### PROBLEM
Print all entries precisely as they are written.

### RECORDS TO USE
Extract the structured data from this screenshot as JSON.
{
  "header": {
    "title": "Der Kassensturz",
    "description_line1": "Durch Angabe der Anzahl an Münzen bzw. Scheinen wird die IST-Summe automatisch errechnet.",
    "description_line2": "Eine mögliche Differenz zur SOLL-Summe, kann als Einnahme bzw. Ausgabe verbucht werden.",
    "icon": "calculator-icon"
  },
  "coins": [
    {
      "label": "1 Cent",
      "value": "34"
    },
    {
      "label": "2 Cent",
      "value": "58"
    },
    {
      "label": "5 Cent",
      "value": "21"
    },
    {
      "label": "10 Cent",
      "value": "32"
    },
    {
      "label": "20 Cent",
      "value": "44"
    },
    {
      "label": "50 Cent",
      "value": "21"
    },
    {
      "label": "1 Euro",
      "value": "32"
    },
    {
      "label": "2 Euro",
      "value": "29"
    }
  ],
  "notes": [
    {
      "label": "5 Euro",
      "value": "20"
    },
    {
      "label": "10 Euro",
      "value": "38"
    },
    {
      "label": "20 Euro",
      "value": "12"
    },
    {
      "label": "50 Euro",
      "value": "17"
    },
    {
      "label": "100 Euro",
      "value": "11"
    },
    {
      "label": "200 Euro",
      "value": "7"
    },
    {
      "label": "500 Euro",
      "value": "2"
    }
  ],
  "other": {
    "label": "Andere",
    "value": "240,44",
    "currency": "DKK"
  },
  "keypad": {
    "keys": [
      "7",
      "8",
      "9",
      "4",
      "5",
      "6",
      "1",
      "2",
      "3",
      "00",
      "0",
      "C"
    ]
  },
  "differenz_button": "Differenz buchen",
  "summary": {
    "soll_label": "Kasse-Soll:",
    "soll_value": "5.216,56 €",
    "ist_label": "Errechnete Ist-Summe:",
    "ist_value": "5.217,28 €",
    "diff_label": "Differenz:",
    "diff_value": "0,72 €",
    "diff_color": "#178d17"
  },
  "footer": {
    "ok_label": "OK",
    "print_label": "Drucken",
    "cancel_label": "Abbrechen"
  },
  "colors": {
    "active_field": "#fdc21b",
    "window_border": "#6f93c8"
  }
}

### FULL RESPONSE
Extract the structured data from this screenshot as JSON.
{
  "header": {
    "title": "Der Kassensturz",
    "description_line1": "Durch Angabe der Anzahl an Münzen bzw. Scheinen wird die IST-Summe automatisch errechnet.",
    "description_line2": "Eine mögliche Differenz zur SOLL-Summe, kann als Einnahme bzw. Ausgabe verbucht werden.",
    "icon": "calculator-icon"
  },
  "coins": [
    {
      "label": "1 Cent",
      "value": "34"
    },
    {
      "label": "2 Cent",
      "value": "58"
    },
    {
      "label": "5 Cent",
      "value": "21"
    },
    {
      "label": "10 Cent",
      "value": "32"
    },
    {
      "label": "20 Cent",
      "value": "44"
    },
    {
      "label": "50 Cent",
      "value": "21"
    },
    {
      "label": "1 Euro",
      "value": "32"
    },
    {
      "label": "2 Euro",
      "value": "29"
    }
  ],
  "notes": [
    {
      "label": "5 Euro",
      "value": "20"
    },
    {
      "label": "10 Euro",
      "value": "38"
    },
    {
      "label": "20 Euro",
      "value": "12"
    },
    {
      "label": "50 Euro",
      "value": "17"
    },
    {
      "label": "100 Euro",
      "value": "11"
    },
    {
      "label": "200 Euro",
      "value": "7"
    },
    {
      "label": "500 Euro",
      "value": "2"
    }
  ],
  "other": {
    "label": "Andere",
    "value": "240,44",
    "currency": "DKK"
  },
  "keypad": {
    "keys": [
      "7",
      "8",
      "9",
      "4",
      "5",
      "6",
      "1",
      "2",
      "3",
      "00",
      "0",
      "C"
    ]
  },
  "differenz_button": "Differenz buchen",
  "summary": {
    "soll_label": "Kasse-Soll:",
    "soll_value": "5.216,56 €",
    "ist_label": "Errechnete Ist-Summe:",
    "ist_value": "5.217,28 €",
    "diff_label": "Differenz:",
    "diff_value": "0,72 €",
    "diff_color": "#178d17"
  },
  "footer": {
    "ok_label": "OK",
    "print_label": "Drucken",
    "cancel_label": "Abbrechen"
  },
  "colors": {
    "active_field": "#fdc21b",
    "window_border": "#6f93c8"
  }
}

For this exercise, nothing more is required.